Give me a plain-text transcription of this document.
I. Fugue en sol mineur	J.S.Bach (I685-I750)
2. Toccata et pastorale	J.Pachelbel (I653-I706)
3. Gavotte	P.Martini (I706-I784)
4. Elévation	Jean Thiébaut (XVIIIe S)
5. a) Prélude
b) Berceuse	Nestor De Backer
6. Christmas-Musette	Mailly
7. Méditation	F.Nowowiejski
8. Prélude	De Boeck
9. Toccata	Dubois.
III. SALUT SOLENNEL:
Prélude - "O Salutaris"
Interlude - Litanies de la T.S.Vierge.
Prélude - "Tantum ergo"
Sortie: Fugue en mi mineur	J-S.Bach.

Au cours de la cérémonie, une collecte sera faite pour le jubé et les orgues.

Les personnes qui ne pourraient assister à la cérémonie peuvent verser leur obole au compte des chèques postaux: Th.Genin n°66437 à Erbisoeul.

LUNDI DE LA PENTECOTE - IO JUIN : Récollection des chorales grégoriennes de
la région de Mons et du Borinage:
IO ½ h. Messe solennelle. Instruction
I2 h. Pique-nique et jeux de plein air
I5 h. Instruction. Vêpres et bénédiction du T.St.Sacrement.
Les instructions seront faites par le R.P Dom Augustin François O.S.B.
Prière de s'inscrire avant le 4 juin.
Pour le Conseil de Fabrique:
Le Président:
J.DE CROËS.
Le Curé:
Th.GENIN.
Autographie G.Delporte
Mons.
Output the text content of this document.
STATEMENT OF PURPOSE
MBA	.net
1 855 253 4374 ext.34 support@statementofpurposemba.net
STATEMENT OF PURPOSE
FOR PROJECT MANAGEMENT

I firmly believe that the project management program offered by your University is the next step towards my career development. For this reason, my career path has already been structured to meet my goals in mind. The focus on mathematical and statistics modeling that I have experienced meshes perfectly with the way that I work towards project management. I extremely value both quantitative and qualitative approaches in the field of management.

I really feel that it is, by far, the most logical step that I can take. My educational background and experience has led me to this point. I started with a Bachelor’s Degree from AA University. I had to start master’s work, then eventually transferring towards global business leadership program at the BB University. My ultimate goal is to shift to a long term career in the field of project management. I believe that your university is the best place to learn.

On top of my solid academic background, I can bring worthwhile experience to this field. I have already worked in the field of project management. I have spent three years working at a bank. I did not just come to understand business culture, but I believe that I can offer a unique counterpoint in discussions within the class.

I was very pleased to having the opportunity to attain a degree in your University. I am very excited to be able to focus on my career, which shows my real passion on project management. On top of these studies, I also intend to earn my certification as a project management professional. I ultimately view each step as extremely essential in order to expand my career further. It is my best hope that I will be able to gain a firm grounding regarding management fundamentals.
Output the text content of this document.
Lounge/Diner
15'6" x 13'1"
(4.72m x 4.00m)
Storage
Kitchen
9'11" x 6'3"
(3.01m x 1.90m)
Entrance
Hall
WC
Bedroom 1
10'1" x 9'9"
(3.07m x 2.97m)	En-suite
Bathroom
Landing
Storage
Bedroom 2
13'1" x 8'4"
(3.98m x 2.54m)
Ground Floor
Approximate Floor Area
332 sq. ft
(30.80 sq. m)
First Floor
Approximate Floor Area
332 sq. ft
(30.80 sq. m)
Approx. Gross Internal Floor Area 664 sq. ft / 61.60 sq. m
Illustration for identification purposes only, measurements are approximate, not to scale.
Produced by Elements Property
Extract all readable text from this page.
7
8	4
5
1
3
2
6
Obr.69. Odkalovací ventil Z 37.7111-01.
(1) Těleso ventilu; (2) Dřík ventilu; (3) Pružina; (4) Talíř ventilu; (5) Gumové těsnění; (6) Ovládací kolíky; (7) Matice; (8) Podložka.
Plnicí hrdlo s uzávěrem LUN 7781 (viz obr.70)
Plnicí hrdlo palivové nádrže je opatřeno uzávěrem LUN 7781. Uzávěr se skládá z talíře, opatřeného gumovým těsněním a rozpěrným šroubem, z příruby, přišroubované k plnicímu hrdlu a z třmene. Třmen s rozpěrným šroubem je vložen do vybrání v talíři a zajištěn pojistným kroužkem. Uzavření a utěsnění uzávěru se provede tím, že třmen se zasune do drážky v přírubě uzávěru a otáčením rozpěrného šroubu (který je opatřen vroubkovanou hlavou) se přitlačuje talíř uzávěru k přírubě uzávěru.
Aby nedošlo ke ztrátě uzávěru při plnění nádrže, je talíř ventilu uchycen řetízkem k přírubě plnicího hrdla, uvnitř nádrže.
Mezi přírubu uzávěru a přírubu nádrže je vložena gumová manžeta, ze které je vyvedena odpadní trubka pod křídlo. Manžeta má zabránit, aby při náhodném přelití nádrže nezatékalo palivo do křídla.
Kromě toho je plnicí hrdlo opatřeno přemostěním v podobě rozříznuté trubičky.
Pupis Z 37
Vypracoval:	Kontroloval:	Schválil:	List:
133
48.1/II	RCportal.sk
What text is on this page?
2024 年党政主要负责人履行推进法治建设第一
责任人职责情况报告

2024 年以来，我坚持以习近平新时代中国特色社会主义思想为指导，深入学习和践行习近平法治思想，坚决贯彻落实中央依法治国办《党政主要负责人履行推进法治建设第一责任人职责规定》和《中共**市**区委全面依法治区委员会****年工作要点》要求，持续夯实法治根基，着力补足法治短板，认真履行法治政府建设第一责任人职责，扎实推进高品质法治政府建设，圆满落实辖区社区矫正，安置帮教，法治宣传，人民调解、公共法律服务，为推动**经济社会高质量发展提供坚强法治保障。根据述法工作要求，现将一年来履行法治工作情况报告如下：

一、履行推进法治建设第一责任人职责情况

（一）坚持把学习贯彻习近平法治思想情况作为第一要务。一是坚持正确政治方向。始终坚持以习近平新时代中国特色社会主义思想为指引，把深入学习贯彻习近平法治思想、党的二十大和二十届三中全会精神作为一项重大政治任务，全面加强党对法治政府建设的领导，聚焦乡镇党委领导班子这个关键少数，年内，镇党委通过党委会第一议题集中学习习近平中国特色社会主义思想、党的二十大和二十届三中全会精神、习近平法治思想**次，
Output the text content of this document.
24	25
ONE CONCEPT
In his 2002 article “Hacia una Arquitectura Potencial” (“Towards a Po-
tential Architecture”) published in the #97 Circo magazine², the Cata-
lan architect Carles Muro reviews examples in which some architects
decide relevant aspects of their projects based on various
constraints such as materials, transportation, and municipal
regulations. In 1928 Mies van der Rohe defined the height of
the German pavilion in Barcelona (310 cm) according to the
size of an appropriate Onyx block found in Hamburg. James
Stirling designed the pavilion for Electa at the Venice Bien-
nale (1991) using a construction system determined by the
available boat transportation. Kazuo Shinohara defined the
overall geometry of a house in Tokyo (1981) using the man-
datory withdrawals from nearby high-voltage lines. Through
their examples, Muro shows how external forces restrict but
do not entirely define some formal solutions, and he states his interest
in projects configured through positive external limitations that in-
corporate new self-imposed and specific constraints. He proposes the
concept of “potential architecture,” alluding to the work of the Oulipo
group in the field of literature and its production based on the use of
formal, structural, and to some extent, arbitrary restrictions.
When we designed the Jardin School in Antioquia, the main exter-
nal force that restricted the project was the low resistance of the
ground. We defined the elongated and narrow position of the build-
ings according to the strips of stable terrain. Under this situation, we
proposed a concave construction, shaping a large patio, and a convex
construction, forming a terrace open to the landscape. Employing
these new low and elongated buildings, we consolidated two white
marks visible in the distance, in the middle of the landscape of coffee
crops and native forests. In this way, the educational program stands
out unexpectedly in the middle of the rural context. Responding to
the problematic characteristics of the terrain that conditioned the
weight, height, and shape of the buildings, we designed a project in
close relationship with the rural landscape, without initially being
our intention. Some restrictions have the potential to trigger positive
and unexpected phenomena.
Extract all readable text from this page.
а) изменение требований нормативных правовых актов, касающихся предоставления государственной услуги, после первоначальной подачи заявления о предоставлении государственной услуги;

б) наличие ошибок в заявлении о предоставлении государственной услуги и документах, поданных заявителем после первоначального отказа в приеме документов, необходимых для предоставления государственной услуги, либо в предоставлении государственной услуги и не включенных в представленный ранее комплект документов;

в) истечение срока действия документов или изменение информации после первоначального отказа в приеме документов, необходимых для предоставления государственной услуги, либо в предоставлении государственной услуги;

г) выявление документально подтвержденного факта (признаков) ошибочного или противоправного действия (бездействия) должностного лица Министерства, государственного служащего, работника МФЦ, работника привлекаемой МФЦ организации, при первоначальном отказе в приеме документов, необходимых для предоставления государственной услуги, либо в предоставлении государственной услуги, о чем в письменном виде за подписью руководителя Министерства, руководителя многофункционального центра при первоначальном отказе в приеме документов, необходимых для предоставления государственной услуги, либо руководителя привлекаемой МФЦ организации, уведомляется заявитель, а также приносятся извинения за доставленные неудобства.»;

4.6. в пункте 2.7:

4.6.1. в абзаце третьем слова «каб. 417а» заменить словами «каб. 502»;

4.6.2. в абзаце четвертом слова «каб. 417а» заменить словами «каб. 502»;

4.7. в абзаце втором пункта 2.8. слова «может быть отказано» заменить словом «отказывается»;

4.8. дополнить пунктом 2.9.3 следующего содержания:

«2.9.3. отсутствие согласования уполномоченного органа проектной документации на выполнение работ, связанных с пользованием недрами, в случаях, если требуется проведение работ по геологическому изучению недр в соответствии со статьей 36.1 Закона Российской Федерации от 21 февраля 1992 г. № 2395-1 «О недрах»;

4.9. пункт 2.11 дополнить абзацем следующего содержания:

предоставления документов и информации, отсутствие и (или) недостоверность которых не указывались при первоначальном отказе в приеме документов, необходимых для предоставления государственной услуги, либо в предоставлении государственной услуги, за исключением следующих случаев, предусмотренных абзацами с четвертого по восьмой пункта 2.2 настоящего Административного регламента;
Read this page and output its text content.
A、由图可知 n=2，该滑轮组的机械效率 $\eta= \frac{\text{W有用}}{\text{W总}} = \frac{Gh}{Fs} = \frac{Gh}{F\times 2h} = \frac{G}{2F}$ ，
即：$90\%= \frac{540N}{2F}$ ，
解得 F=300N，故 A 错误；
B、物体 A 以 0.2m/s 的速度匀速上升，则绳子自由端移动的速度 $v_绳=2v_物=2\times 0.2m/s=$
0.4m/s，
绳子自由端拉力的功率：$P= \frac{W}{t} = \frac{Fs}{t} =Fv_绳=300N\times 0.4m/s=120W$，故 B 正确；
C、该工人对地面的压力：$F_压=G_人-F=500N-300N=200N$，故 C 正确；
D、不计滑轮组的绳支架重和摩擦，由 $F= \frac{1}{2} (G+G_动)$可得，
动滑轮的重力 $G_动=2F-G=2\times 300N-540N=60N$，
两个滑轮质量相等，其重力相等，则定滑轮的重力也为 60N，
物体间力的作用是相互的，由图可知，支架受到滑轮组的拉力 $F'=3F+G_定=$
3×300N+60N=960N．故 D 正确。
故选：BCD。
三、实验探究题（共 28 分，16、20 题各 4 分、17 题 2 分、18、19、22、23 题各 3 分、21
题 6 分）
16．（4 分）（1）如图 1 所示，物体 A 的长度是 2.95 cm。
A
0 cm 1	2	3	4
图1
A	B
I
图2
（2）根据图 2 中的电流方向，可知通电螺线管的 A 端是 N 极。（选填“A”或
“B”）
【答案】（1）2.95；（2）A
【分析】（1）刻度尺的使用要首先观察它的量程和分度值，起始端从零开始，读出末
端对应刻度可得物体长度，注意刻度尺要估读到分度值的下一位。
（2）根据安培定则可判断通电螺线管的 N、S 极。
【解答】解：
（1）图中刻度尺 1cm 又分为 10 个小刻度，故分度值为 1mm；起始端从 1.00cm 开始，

-*-

> [WHAT TO DO] Quote exactly the line containing "Read this page and output its text content." and every later line through the end of the listing, and no other lines.

> [ANSWER TO THIS TASK]
Read this page and output its text content.
A、由图可知 n=2，该滑轮组的机械效率 $\eta= \frac{\text{W有用}}{\text{W总}} = \frac{Gh}{Fs} = \frac{Gh}{F\times 2h} = \frac{G}{2F}$ ，
即：$90\%= \frac{540N}{2F}$ ，
解得 F=300N，故 A 错误；
B、物体 A 以 0.2m/s 的速度匀速上升，则绳子自由端移动的速度 $v_绳=2v_物=2\times 0.2m/s=$
0.4m/s，
绳子自由端拉力的功率：$P= \frac{W}{t} = \frac{Fs}{t} =Fv_绳=300N\times 0.4m/s=120W$，故 B 正确；
C、该工人对地面的压力：$F_压=G_人-F=500N-300N=200N$，故 C 正确；
D、不计滑轮组的绳支架重和摩擦，由 $F= \frac{1}{2} (G+G_动)$可得，
动滑轮的重力 $G_动=2F-G=2\times 300N-540N=60N$，
两个滑轮质量相等，其重力相等，则定滑轮的重力也为 60N，
物体间力的作用是相互的，由图可知，支架受到滑轮组的拉力 $F'=3F+G_定=$
3×300N+60N=960N．故 D 正确。
故选：BCD。
三、实验探究题（共 28 分，16、20 题各 4 分、17 题 2 分、18、19、22、23 题各 3 分、21
题 6 分）
16．（4 分）（1）如图 1 所示，物体 A 的长度是 2.95 cm。
A
0 cm 1	2	3	4
图1
A	B
I
图2
（2）根据图 2 中的电流方向，可知通电螺线管的 A 端是 N 极。（选填“A”或
“B”）
【答案】（1）2.95；（2）A
【分析】（1）刻度尺的使用要首先观察它的量程和分度值，起始端从零开始，读出末
端对应刻度可得物体长度，注意刻度尺要估读到分度值的下一位。
（2）根据安培定则可判断通电螺线管的 N、S 极。
【解答】解：
（1）图中刻度尺 1cm 又分为 10 个小刻度，故分度值为 1mm；起始端从 1.00cm 开始，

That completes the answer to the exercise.